# Start of Material shown

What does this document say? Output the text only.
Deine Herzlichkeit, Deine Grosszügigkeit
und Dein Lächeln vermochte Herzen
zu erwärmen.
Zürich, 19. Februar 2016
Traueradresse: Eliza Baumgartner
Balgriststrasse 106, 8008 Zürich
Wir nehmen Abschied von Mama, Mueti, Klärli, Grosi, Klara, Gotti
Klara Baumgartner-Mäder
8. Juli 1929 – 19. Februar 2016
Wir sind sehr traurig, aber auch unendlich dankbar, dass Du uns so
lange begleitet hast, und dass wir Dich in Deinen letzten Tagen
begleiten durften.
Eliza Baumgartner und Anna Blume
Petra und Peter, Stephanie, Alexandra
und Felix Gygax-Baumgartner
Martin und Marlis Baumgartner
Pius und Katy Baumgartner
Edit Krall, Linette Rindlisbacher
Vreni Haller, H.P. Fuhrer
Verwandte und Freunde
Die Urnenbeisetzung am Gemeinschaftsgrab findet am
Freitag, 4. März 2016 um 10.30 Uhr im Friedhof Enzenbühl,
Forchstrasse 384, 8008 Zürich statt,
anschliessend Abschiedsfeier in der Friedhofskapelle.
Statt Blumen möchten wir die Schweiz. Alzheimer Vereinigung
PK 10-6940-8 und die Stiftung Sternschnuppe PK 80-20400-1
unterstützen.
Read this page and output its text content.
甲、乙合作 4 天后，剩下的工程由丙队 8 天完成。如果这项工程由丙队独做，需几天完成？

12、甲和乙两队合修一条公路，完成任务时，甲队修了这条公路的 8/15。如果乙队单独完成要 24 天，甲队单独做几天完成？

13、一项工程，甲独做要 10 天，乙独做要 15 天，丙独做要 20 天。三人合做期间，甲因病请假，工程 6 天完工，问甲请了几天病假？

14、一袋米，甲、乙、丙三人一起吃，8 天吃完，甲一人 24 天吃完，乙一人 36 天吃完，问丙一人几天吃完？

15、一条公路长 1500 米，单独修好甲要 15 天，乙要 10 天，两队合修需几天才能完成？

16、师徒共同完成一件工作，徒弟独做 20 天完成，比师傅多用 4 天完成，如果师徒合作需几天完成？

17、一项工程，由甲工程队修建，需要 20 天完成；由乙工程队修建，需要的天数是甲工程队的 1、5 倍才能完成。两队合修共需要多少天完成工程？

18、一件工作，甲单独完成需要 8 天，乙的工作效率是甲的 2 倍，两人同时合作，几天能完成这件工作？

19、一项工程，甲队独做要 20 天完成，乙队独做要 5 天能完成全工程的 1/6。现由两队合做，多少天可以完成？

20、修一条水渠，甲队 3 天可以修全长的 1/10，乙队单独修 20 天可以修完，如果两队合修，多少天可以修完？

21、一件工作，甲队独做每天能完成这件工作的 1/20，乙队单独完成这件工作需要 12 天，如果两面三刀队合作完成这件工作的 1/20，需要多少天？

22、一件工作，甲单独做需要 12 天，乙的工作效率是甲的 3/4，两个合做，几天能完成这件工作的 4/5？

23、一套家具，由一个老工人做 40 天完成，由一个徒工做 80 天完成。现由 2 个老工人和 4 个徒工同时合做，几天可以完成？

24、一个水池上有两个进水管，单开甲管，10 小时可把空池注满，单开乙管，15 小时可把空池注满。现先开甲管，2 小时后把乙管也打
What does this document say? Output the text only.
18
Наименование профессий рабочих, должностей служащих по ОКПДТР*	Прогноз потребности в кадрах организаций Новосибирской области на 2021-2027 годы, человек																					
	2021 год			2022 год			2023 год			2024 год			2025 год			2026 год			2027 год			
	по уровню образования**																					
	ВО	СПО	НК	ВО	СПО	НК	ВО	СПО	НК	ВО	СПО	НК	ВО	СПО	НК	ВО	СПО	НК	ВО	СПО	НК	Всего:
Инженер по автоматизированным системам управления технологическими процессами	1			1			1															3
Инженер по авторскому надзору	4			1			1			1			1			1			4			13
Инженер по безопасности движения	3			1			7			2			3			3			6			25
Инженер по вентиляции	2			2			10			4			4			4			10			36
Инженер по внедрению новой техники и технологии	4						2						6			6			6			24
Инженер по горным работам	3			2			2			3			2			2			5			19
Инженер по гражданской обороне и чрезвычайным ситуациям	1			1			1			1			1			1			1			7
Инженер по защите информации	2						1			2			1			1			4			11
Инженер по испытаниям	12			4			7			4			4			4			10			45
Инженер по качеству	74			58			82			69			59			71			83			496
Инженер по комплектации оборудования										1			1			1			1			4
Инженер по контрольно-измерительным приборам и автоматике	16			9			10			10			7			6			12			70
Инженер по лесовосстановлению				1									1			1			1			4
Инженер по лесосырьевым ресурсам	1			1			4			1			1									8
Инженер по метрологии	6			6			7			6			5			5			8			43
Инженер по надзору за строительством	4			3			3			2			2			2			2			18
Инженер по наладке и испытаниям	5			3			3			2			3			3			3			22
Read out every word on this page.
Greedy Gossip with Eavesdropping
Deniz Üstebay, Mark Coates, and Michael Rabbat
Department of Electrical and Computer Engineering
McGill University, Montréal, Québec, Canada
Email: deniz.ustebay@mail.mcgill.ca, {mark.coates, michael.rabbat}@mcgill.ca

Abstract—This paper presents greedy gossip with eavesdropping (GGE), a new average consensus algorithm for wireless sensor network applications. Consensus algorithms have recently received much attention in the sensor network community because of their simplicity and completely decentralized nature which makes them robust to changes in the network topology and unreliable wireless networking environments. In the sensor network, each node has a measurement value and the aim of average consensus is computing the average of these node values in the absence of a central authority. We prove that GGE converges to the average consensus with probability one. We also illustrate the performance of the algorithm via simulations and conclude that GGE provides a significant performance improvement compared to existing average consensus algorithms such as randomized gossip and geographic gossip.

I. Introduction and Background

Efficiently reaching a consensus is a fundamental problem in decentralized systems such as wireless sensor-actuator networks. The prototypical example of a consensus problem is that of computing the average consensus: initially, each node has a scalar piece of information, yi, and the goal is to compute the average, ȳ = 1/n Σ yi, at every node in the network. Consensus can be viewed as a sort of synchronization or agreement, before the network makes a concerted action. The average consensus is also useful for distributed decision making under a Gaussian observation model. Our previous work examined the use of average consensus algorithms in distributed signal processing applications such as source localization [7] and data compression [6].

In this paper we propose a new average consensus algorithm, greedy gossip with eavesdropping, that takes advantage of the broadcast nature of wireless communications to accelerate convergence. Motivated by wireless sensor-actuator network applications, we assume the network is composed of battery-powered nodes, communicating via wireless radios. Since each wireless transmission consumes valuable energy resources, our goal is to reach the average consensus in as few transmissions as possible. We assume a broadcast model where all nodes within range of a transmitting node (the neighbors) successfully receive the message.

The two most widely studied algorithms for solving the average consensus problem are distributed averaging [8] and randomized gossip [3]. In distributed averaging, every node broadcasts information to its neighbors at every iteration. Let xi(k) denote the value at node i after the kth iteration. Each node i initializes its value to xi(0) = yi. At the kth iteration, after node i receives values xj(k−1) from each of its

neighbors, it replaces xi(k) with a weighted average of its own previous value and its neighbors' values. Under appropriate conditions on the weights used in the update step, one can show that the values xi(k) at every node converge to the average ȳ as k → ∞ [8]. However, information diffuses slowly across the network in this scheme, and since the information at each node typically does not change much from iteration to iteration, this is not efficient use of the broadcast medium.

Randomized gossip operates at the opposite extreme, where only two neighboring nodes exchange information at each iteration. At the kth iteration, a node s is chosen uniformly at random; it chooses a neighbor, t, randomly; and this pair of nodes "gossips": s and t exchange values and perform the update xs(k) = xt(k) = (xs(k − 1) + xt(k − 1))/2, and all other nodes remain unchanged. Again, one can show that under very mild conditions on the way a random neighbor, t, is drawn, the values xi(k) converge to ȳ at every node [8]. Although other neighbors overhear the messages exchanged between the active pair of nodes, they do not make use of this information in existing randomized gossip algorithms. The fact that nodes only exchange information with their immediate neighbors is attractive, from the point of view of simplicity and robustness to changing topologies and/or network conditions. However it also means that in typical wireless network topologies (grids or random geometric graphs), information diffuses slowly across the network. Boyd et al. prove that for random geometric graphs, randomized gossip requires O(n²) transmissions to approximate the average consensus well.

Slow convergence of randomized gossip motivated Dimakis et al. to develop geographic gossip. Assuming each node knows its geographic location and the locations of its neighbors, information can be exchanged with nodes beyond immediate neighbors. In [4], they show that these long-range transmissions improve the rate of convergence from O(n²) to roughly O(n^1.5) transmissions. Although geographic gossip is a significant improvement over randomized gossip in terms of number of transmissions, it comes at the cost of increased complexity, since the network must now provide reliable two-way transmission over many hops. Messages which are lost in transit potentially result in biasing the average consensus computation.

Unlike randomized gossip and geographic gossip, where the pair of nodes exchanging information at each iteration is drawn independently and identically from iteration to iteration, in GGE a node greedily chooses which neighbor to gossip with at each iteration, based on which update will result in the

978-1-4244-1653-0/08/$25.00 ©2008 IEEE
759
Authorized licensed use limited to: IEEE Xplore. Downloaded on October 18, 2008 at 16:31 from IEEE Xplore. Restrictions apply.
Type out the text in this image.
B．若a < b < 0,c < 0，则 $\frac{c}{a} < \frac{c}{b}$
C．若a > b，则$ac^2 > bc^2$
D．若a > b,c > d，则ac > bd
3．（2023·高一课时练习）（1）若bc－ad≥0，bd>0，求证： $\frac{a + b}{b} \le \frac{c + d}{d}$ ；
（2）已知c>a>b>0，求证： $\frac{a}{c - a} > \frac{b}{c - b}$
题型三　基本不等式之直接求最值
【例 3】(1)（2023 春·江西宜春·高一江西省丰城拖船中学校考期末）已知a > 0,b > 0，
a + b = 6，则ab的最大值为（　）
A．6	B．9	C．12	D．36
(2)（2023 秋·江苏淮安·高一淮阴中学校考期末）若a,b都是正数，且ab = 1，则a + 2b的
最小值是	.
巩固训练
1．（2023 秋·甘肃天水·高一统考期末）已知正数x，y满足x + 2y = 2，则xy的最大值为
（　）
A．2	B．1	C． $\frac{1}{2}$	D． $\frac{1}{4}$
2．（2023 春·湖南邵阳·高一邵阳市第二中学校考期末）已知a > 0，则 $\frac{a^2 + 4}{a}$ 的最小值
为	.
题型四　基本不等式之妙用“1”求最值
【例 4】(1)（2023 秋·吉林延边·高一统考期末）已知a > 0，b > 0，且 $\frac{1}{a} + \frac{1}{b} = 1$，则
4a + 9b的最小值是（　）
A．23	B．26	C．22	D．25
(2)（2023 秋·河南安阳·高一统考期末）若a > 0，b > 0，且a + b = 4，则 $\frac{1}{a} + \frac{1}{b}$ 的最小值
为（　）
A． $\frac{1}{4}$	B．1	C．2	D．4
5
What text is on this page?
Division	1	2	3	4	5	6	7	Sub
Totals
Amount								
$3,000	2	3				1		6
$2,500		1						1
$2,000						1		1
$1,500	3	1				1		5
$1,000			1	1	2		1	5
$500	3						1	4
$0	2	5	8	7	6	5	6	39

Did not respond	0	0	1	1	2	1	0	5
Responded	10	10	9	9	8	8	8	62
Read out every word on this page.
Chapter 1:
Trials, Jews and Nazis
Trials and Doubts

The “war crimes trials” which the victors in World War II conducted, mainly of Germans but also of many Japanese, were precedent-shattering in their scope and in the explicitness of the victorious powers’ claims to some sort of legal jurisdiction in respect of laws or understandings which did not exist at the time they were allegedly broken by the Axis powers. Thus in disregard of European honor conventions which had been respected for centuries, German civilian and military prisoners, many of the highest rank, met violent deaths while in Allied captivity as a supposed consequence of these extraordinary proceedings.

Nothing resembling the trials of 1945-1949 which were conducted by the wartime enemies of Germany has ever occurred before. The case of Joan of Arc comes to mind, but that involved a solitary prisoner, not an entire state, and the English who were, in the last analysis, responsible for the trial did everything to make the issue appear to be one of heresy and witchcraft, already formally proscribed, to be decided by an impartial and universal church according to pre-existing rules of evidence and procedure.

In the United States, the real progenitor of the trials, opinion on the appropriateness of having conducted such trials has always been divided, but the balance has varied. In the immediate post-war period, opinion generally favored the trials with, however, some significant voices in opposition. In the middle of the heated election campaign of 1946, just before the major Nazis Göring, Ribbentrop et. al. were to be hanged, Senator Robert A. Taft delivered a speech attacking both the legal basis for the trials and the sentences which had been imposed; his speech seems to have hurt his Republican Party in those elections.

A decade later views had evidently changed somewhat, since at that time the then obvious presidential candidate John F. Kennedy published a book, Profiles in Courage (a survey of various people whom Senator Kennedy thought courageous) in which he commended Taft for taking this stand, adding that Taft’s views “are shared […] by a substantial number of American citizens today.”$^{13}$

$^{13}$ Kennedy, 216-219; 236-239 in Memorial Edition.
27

# End of Material shown

Give the number of lines in the listing above that hold the string "Februar", with nothing else.

• **Exercise output**:
2